> [Your instructions]: Copy out each line below that has the word "FOREX" in it.

:: Listed entries ::

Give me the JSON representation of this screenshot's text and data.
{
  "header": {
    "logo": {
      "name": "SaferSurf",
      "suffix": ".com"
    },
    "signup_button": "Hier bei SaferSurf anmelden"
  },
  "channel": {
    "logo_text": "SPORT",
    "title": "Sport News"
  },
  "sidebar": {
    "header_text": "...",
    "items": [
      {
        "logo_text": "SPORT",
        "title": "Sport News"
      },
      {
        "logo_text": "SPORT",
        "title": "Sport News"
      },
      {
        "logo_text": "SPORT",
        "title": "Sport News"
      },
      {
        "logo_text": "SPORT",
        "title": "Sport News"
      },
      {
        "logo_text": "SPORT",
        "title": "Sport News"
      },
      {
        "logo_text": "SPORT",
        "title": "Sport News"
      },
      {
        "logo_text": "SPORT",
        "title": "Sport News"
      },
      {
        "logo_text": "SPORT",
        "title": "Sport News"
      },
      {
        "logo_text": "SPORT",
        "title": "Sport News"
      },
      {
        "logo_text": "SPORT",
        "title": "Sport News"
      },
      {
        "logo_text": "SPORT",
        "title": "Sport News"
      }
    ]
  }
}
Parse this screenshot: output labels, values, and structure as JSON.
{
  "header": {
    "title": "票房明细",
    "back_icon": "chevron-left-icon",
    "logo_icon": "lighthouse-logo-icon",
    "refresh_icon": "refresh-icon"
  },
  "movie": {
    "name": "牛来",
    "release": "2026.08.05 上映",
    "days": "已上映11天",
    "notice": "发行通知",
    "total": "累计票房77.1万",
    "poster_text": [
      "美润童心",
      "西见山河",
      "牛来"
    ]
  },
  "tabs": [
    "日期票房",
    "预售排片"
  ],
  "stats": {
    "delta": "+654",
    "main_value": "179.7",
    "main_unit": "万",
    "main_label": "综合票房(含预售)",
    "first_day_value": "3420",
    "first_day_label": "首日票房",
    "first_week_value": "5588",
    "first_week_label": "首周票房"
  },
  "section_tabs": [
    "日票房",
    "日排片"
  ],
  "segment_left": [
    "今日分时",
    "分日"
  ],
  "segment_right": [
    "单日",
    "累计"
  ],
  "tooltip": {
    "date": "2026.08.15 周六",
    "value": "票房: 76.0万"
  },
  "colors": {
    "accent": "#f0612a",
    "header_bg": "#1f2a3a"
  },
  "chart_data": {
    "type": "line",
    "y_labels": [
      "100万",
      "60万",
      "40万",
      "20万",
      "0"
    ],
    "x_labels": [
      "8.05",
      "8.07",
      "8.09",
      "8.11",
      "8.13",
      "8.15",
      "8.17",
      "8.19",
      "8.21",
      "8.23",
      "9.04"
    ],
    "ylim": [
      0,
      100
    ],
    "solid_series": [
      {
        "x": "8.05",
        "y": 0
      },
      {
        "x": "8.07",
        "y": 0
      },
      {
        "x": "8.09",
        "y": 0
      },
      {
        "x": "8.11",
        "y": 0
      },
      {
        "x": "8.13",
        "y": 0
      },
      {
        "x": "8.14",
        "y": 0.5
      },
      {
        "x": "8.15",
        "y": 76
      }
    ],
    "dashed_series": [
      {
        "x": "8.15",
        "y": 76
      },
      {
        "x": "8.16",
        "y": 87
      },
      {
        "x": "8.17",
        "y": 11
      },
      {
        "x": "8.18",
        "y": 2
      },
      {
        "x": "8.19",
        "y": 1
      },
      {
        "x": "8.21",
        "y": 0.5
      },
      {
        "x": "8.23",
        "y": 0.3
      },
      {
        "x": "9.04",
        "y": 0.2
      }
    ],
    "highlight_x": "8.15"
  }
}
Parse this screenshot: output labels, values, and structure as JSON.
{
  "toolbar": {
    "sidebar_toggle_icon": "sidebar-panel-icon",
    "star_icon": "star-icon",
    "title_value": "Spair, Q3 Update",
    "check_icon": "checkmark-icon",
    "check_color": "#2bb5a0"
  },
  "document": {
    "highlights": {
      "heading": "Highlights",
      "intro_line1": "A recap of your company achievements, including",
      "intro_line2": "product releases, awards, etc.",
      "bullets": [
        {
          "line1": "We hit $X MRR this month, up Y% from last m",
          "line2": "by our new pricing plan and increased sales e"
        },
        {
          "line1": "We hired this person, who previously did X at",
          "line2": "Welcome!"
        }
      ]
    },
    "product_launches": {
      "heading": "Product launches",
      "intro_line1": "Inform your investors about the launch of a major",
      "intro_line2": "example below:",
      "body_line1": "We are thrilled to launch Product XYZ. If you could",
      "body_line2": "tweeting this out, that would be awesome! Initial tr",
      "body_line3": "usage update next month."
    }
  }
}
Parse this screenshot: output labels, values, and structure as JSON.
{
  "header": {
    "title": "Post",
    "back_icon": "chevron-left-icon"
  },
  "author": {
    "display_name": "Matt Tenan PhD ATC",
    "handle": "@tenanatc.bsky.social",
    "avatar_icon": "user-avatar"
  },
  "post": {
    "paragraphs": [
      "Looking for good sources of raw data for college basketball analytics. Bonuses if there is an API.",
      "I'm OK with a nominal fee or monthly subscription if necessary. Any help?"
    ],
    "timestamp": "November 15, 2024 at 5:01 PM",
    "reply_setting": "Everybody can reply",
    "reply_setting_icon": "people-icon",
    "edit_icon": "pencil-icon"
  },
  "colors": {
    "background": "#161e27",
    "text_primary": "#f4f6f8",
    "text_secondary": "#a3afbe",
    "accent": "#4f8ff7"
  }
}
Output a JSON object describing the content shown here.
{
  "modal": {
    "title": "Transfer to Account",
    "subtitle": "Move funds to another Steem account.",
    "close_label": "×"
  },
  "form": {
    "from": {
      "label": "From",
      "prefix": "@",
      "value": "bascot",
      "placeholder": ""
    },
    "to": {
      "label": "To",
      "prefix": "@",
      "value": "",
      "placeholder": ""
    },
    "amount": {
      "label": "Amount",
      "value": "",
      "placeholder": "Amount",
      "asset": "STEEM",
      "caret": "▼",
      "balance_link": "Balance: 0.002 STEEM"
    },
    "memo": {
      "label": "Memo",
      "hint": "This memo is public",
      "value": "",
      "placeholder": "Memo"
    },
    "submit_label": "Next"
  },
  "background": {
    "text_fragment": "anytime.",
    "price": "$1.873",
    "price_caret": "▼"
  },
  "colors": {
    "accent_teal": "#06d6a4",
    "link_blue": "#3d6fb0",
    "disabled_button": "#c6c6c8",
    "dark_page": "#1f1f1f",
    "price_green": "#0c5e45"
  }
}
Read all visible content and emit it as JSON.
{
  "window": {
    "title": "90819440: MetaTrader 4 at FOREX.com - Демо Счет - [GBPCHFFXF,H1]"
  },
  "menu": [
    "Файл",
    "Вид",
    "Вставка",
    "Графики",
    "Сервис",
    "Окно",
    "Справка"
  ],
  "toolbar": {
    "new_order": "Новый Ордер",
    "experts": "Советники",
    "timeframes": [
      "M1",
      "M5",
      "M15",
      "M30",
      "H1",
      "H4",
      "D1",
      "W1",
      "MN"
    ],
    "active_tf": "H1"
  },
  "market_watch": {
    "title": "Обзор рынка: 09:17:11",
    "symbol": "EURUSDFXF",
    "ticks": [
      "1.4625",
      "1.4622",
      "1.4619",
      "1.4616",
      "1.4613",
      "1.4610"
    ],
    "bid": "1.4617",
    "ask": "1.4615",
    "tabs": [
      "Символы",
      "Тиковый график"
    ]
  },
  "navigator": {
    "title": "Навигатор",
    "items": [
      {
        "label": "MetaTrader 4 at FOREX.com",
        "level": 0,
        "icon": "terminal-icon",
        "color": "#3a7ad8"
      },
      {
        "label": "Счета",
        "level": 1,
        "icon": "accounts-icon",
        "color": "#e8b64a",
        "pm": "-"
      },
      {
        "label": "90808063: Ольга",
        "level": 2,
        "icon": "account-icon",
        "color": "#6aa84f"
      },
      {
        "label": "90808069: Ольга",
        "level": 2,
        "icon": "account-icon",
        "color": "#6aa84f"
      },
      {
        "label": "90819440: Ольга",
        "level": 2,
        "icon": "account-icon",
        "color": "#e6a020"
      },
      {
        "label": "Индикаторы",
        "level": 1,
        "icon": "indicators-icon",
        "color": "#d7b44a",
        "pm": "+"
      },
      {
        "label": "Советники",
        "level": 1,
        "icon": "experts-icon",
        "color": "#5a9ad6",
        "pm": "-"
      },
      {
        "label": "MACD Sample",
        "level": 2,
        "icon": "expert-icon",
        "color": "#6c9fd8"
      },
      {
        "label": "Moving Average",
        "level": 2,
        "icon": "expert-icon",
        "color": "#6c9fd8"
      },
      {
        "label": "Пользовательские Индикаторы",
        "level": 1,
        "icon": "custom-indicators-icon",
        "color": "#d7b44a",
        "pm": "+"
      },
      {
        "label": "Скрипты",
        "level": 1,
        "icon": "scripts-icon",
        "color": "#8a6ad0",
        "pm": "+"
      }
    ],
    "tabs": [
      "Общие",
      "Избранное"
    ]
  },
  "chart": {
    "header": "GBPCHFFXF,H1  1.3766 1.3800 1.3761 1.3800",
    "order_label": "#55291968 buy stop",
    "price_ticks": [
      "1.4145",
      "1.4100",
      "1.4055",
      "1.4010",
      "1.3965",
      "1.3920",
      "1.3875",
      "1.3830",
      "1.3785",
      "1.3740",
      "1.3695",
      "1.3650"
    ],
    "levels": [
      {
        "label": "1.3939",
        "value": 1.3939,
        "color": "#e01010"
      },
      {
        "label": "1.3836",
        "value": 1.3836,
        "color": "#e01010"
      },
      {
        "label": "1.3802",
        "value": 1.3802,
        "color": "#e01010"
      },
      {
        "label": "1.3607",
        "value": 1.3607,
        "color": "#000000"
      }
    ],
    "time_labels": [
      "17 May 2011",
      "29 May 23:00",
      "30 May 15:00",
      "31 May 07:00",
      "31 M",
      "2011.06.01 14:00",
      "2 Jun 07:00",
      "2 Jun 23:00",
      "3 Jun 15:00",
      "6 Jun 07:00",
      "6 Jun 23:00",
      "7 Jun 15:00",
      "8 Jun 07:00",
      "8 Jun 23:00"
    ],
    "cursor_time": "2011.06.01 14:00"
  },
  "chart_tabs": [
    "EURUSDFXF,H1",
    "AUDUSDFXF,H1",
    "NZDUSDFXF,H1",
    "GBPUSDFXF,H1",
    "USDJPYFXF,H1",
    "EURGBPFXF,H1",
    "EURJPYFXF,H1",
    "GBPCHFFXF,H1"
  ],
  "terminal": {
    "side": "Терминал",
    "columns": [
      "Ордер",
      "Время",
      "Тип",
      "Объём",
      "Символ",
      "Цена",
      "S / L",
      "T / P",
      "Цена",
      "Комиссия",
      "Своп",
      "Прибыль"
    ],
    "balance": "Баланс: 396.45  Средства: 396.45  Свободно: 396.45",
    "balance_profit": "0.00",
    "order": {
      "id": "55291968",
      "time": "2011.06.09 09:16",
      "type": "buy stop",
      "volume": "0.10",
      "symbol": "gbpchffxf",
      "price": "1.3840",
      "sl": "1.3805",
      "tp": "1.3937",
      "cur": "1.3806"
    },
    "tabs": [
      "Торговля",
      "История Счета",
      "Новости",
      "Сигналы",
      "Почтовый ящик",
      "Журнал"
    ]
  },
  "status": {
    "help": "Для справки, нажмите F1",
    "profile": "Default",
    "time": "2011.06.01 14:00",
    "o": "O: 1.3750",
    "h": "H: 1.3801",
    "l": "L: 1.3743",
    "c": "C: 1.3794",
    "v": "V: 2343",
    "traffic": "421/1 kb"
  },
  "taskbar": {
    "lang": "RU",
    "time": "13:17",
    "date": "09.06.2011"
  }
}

:::

> [Task answer]:
    "title": "90819440: MetaTrader 4 at FOREX.com - Демо Счет - [GBPCHFFXF,H1]"
        "label": "MetaTrader 4 at FOREX.com",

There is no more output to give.